INSTRUCTIONS FOR THE TASK: Pick out each line of the records in which the word "points" appears.

EXERCISE DATA:
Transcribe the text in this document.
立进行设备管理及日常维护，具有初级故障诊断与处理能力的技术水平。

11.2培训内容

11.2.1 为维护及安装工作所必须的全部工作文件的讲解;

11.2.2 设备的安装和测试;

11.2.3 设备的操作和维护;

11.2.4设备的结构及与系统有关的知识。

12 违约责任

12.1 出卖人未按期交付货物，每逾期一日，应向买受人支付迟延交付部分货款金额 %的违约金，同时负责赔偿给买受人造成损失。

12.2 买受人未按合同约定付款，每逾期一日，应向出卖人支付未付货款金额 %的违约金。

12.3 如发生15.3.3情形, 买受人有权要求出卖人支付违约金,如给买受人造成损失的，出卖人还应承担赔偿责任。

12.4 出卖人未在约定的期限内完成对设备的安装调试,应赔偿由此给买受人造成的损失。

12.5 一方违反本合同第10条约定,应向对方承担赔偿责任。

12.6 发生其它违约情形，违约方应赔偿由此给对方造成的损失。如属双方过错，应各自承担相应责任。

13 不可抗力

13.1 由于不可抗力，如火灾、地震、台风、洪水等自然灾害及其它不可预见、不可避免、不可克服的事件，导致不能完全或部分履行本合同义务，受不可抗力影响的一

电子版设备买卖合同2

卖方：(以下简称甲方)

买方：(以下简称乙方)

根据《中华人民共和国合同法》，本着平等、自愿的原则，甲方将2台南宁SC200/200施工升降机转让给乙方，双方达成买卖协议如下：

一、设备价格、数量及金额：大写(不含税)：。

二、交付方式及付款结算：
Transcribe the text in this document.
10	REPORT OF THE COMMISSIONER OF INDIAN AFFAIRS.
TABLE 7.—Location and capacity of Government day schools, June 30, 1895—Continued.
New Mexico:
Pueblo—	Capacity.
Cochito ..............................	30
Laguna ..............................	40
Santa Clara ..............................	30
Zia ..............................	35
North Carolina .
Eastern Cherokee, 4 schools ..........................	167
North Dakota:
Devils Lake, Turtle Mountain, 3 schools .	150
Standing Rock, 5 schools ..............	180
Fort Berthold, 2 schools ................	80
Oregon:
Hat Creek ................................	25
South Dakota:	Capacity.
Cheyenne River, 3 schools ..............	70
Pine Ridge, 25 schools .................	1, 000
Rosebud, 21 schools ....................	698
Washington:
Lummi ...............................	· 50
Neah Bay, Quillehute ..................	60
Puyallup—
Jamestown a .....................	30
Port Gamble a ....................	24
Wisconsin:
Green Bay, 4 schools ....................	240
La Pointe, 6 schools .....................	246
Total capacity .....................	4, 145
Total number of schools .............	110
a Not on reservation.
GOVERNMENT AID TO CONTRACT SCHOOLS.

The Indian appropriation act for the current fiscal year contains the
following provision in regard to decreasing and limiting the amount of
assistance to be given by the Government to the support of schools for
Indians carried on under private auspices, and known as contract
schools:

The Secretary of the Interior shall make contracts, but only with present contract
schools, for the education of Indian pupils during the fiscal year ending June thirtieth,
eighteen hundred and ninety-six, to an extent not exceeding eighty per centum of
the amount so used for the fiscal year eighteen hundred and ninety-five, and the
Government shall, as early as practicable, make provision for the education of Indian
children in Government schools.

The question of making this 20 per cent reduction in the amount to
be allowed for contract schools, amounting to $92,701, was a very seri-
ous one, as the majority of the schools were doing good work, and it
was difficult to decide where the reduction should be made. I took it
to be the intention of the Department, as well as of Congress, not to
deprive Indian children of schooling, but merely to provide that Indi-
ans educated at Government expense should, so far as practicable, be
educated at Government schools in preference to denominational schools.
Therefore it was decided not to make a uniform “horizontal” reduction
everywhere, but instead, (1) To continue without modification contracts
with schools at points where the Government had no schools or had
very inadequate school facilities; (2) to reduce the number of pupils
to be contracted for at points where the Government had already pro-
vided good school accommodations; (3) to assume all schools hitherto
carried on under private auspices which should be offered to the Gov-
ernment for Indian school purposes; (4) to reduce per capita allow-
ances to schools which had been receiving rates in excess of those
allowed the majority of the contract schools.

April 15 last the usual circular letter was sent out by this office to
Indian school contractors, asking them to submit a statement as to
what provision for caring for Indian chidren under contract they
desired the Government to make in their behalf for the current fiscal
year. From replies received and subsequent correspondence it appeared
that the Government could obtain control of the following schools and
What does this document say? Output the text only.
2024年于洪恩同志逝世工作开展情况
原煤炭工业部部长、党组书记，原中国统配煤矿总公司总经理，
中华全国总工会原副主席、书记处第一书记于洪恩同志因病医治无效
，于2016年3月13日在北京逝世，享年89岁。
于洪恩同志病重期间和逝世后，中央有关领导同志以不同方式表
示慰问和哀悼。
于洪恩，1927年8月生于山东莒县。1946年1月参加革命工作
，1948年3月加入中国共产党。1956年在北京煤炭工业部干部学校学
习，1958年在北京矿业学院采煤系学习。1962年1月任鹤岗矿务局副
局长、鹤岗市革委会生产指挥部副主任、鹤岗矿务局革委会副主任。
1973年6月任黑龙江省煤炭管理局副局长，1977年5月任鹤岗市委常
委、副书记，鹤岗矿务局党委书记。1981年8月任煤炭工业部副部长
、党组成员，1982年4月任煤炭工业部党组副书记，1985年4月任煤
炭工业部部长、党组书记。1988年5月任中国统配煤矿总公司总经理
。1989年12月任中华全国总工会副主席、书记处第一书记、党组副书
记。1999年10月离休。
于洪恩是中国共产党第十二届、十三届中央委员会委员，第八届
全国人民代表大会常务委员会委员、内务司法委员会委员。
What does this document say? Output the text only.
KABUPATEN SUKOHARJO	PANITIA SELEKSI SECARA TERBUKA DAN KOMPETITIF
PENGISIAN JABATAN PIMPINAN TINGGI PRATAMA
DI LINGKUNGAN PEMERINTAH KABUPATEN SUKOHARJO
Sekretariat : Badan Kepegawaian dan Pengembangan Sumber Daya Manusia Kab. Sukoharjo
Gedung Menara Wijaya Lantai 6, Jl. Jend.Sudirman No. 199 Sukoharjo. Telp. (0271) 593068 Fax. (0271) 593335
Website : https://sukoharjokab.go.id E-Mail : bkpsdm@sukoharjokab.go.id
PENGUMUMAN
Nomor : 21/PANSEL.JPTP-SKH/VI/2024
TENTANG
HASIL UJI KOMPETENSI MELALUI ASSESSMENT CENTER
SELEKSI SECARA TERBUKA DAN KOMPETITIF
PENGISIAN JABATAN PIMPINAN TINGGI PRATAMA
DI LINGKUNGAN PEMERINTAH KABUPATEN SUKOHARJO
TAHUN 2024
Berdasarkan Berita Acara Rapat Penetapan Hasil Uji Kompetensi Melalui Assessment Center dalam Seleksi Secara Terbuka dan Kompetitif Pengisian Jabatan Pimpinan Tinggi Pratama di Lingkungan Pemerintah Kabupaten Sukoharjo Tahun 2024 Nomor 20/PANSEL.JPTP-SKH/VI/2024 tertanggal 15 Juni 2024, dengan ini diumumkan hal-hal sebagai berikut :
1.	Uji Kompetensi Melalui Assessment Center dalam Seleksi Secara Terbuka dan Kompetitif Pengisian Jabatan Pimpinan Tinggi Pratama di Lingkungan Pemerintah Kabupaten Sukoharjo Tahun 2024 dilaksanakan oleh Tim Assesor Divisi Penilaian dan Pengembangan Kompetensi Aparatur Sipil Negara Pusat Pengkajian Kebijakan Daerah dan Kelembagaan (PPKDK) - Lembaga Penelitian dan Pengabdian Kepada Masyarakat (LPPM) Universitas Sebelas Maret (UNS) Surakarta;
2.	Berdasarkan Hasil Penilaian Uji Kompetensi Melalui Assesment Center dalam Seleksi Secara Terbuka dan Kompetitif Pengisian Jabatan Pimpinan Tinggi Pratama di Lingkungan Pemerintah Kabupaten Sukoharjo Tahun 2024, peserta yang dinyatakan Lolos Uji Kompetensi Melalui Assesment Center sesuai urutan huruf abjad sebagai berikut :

PROBLEM SOLUTION:
with schools at points where the Government had no schools or had
to be contracted for at points where the Government had already pro-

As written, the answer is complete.